→ **What to produce**
Reproduce the following lines without any alteration.

Stored dataset items
• • • • • • •

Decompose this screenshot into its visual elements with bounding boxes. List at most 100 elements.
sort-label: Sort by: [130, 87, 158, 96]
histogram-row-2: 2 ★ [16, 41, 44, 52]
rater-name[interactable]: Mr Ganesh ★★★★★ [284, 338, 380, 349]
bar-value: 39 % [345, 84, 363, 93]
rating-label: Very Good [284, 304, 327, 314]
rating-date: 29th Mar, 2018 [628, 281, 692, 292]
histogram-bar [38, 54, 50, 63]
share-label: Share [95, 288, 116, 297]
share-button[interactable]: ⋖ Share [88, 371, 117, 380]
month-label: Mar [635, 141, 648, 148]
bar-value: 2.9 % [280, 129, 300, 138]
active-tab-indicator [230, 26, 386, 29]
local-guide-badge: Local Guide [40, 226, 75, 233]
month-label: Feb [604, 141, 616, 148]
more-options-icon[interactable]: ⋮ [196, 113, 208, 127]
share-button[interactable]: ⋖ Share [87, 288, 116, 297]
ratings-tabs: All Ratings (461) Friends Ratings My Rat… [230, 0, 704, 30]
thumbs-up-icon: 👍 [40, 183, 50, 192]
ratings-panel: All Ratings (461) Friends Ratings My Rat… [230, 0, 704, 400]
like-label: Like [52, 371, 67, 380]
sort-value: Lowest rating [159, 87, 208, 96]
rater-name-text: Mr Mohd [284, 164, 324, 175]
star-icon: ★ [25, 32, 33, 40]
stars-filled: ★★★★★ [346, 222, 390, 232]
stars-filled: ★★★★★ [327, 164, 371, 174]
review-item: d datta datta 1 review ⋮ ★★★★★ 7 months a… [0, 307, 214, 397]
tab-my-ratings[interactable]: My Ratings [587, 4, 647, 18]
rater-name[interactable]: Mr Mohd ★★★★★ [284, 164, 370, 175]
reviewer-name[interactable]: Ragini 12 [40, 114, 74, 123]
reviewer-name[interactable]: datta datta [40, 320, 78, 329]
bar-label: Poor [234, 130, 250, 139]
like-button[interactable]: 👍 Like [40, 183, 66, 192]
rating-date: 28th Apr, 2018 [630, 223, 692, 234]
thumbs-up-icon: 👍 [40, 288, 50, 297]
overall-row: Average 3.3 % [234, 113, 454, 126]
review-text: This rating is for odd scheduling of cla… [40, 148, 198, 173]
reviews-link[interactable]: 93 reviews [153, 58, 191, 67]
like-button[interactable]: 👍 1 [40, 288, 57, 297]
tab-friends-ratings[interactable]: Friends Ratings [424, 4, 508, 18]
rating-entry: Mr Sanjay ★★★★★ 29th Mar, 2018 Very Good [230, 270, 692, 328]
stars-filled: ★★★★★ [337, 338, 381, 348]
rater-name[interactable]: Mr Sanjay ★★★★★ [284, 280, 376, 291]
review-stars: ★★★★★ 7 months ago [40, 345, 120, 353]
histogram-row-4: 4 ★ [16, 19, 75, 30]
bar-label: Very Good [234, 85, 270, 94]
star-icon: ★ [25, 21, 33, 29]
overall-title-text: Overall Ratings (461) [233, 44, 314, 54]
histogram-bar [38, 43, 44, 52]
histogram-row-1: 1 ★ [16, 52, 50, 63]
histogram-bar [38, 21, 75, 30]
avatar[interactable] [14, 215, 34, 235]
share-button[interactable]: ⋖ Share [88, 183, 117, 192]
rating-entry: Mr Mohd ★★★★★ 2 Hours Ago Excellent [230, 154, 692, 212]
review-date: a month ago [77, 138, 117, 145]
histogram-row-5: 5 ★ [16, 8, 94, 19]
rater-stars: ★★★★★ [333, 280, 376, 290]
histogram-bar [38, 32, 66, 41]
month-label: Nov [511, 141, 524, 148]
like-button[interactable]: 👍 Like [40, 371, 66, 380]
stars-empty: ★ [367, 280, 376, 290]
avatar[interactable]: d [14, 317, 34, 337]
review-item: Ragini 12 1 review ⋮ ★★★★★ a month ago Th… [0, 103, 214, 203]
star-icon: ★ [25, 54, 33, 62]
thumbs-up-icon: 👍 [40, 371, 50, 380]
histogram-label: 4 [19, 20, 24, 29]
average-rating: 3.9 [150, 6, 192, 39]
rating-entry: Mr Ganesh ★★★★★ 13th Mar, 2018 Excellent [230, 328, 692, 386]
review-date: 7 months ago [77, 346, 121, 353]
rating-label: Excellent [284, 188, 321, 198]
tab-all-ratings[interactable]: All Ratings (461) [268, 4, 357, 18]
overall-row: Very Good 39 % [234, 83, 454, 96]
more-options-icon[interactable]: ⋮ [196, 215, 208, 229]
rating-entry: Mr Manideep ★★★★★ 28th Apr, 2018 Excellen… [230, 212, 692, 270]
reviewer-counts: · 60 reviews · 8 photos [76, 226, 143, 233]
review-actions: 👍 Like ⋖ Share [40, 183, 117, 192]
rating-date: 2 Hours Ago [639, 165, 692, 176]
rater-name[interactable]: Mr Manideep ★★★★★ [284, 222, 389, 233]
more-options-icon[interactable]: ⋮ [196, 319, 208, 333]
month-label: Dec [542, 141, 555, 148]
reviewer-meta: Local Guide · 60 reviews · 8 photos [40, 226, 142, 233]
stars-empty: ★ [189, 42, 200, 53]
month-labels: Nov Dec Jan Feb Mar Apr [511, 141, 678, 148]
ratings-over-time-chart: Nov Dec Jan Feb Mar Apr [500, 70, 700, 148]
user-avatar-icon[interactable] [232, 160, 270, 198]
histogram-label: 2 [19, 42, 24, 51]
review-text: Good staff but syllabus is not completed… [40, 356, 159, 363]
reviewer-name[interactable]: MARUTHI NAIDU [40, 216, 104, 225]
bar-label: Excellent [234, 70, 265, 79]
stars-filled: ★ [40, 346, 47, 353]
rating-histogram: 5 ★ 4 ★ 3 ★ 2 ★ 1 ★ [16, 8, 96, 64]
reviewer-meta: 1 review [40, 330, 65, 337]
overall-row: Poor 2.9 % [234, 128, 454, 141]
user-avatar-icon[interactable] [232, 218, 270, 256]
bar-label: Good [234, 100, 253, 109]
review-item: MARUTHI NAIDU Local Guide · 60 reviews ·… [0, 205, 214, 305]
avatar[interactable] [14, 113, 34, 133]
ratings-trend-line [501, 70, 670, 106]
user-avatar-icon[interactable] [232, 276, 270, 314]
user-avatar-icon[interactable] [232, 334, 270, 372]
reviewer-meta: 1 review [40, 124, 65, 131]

• • • • • • •

→ **Complete answer**
Decompose this screenshot into its visual elements with bounding boxes. List at most 100 elements.
sort-label: Sort by: [130, 87, 158, 96]
histogram-row-2: 2 ★ [16, 41, 44, 52]
rater-name[interactable]: Mr Ganesh ★★★★★ [284, 338, 380, 349]
bar-value: 39 % [345, 84, 363, 93]
rating-label: Very Good [284, 304, 327, 314]
rating-date: 29th Mar, 2018 [628, 281, 692, 292]
histogram-bar [38, 54, 50, 63]
share-label: Share [95, 288, 116, 297]
share-button[interactable]: ⋖ Share [88, 371, 117, 380]
month-label: Mar [635, 141, 648, 148]
bar-value: 2.9 % [280, 129, 300, 138]
active-tab-indicator [230, 26, 386, 29]
local-guide-badge: Local Guide [40, 226, 75, 233]
month-label: Feb [604, 141, 616, 148]
more-options-icon[interactable]: ⋮ [196, 113, 208, 127]
share-button[interactable]: ⋖ Share [87, 288, 116, 297]
ratings-tabs: All Ratings (461) Friends Ratings My Rat… [230, 0, 704, 30]
thumbs-up-icon: 👍 [40, 183, 50, 192]
ratings-panel: All Ratings (461) Friends Ratings My Rat… [230, 0, 704, 400]
like-label: Like [52, 371, 67, 380]
sort-value: Lowest rating [159, 87, 208, 96]
rater-name-text: Mr Mohd [284, 164, 324, 175]
star-icon: ★ [25, 32, 33, 40]
stars-filled: ★★★★★ [346, 222, 390, 232]
stars-filled: ★★★★★ [327, 164, 371, 174]
review-item: d datta datta 1 review ⋮ ★★★★★ 7 months a… [0, 307, 214, 397]
tab-my-ratings[interactable]: My Ratings [587, 4, 647, 18]
rater-name[interactable]: Mr Mohd ★★★★★ [284, 164, 370, 175]
reviewer-name[interactable]: Ragini 12 [40, 114, 74, 123]
reviewer-name[interactable]: datta datta [40, 320, 78, 329]
bar-label: Poor [234, 130, 250, 139]
like-button[interactable]: 👍 Like [40, 183, 66, 192]
rating-date: 28th Apr, 2018 [630, 223, 692, 234]
thumbs-up-icon: 👍 [40, 288, 50, 297]
overall-row: Average 3.3 % [234, 113, 454, 126]
review-text: This rating is for odd scheduling of cla… [40, 148, 198, 173]
reviews-link[interactable]: 93 reviews [153, 58, 191, 67]
like-button[interactable]: 👍 1 [40, 288, 57, 297]
tab-friends-ratings[interactable]: Friends Ratings [424, 4, 508, 18]
rating-entry: Mr Sanjay ★★★★★ 29th Mar, 2018 Very Good [230, 270, 692, 328]
stars-filled: ★★★★★ [337, 338, 381, 348]
rater-name[interactable]: Mr Sanjay ★★★★★ [284, 280, 376, 291]
review-stars: ★★★★★ 7 months ago [40, 345, 120, 353]
histogram-row-4: 4 ★ [16, 19, 75, 30]
bar-label: Very Good [234, 85, 270, 94]
star-icon: ★ [25, 21, 33, 29]
overall-title-text: Overall Ratings (461) [233, 44, 314, 54]
histogram-bar [38, 43, 44, 52]
histogram-row-1: 1 ★ [16, 52, 50, 63]
histogram-bar [38, 21, 75, 30]
avatar[interactable] [14, 215, 34, 235]
share-button[interactable]: ⋖ Share [88, 183, 117, 192]
rating-entry: Mr Mohd ★★★★★ 2 Hours Ago Excellent [230, 154, 692, 212]
review-date: a month ago [77, 138, 117, 145]
histogram-row-5: 5 ★ [16, 8, 94, 19]
rater-stars: ★★★★★ [333, 280, 376, 290]
histogram-bar [38, 32, 66, 41]
month-label: Nov [511, 141, 524, 148]
like-button[interactable]: 👍 Like [40, 371, 66, 380]
stars-empty: ★ [367, 280, 376, 290]
avatar[interactable]: d [14, 317, 34, 337]
review-item: Ragini 12 1 review ⋮ ★★★★★ a month ago Th… [0, 103, 214, 203]
star-icon: ★ [25, 54, 33, 62]
thumbs-up-icon: 👍 [40, 371, 50, 380]
histogram-label: 4 [19, 20, 24, 29]
average-rating: 3.9 [150, 6, 192, 39]
rating-entry: Mr Ganesh ★★★★★ 13th Mar, 2018 Excellent [230, 328, 692, 386]
review-date: 7 months ago [77, 346, 121, 353]
rating-label: Excellent [284, 188, 321, 198]
tab-all-ratings[interactable]: All Ratings (461) [268, 4, 357, 18]
overall-row: Very Good 39 % [234, 83, 454, 96]
more-options-icon[interactable]: ⋮ [196, 215, 208, 229]
rating-entry: Mr Manideep ★★★★★ 28th Apr, 2018 Excellen… [230, 212, 692, 270]
reviewer-counts: · 60 reviews · 8 photos [76, 226, 143, 233]
review-actions: 👍 Like ⋖ Share [40, 183, 117, 192]
rating-date: 2 Hours Ago [639, 165, 692, 176]
rater-name[interactable]: Mr Manideep ★★★★★ [284, 222, 389, 233]
more-options-icon[interactable]: ⋮ [196, 319, 208, 333]
month-label: Dec [542, 141, 555, 148]
reviewer-meta: Local Guide · 60 reviews · 8 photos [40, 226, 142, 233]
stars-empty: ★ [189, 42, 200, 53]
month-labels: Nov Dec Jan Feb Mar Apr [511, 141, 678, 148]
ratings-over-time-chart: Nov Dec Jan Feb Mar Apr [500, 70, 700, 148]
user-avatar-icon[interactable] [232, 160, 270, 198]
histogram-label: 2 [19, 42, 24, 51]
review-text: Good staff but syllabus is not completed… [40, 356, 159, 363]
reviewer-name[interactable]: MARUTHI NAIDU [40, 216, 104, 225]
bar-label: Excellent [234, 70, 265, 79]
stars-filled: ★ [40, 346, 47, 353]
rating-histogram: 5 ★ 4 ★ 3 ★ 2 ★ 1 ★ [16, 8, 96, 64]
reviewer-meta: 1 review [40, 330, 65, 337]
overall-row: Poor 2.9 % [234, 128, 454, 141]
user-avatar-icon[interactable] [232, 218, 270, 256]
bar-label: Good [234, 100, 253, 109]
review-item: MARUTHI NAIDU Local Guide · 60 reviews ·… [0, 205, 214, 305]
avatar[interactable] [14, 113, 34, 133]
ratings-trend-line [501, 70, 670, 106]
user-avatar-icon[interactable] [232, 276, 270, 314]
user-avatar-icon[interactable] [232, 334, 270, 372]
reviewer-meta: 1 review [40, 124, 65, 131]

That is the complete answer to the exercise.